— BEGIN Entries —

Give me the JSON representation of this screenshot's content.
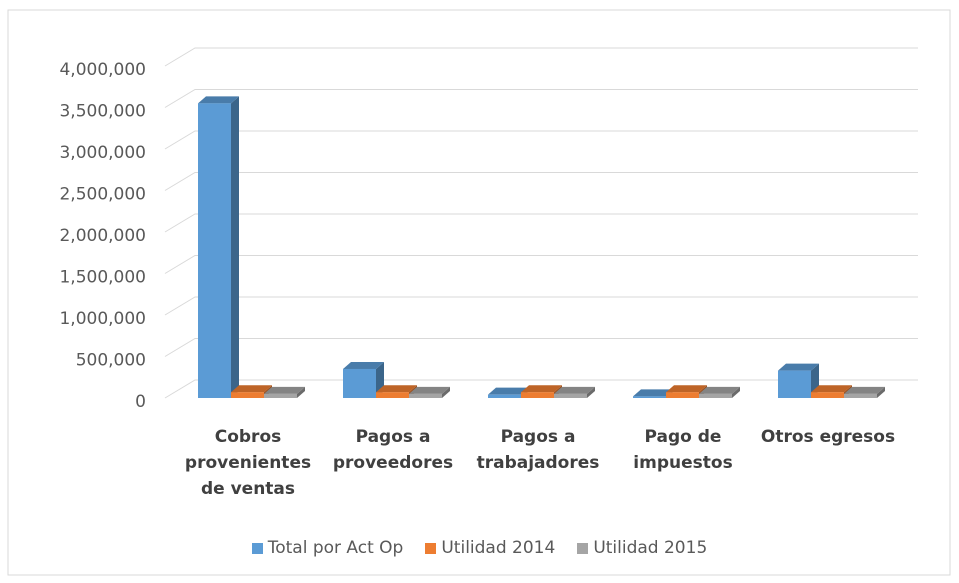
{
  "chart_data": {
    "type": "bar3d",
    "categories": [
      "Cobros provenientes de ventas",
      "Pagos a proveedores",
      "Pagos a trabajadores",
      "Pago de impuestos",
      "Otros egresos"
    ],
    "series": [
      {
        "name": "Total por Act Op",
        "color": "#5b9bd5",
        "values": [
          3550000,
          350000,
          40000,
          20000,
          330000
        ]
      },
      {
        "name": "Utilidad 2014",
        "color": "#ed7d31",
        "values": [
          70000,
          70000,
          70000,
          70000,
          70000
        ]
      },
      {
        "name": "Utilidad 2015",
        "color": "#a5a5a5",
        "values": [
          50000,
          50000,
          50000,
          50000,
          50000
        ]
      }
    ],
    "ylim": [
      0,
      4000000
    ],
    "yticks": [
      0,
      {
        "value": 500000,
        "label": "500,000"
      },
      {
        "value": 1000000,
        "label": "1,000,000"
      },
      {
        "value": 1500000,
        "label": "1,500,000"
      },
      {
        "value": 2000000,
        "label": "2,000,000"
      },
      {
        "value": 2500000,
        "label": "2,500,000"
      },
      {
        "value": 3000000,
        "label": "3,000,000"
      },
      {
        "value": 3500000,
        "label": "3,500,000"
      },
      {
        "value": 4000000,
        "label": "4,000,000"
      }
    ],
    "grid": true,
    "legend": "bottom"
  }
}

— END Entries —

### Work to be completed:
List each line in the listing that contains the string "Pagos".

### Task result:
      "Pagos a proveedores",
      "Pagos a trabajadores",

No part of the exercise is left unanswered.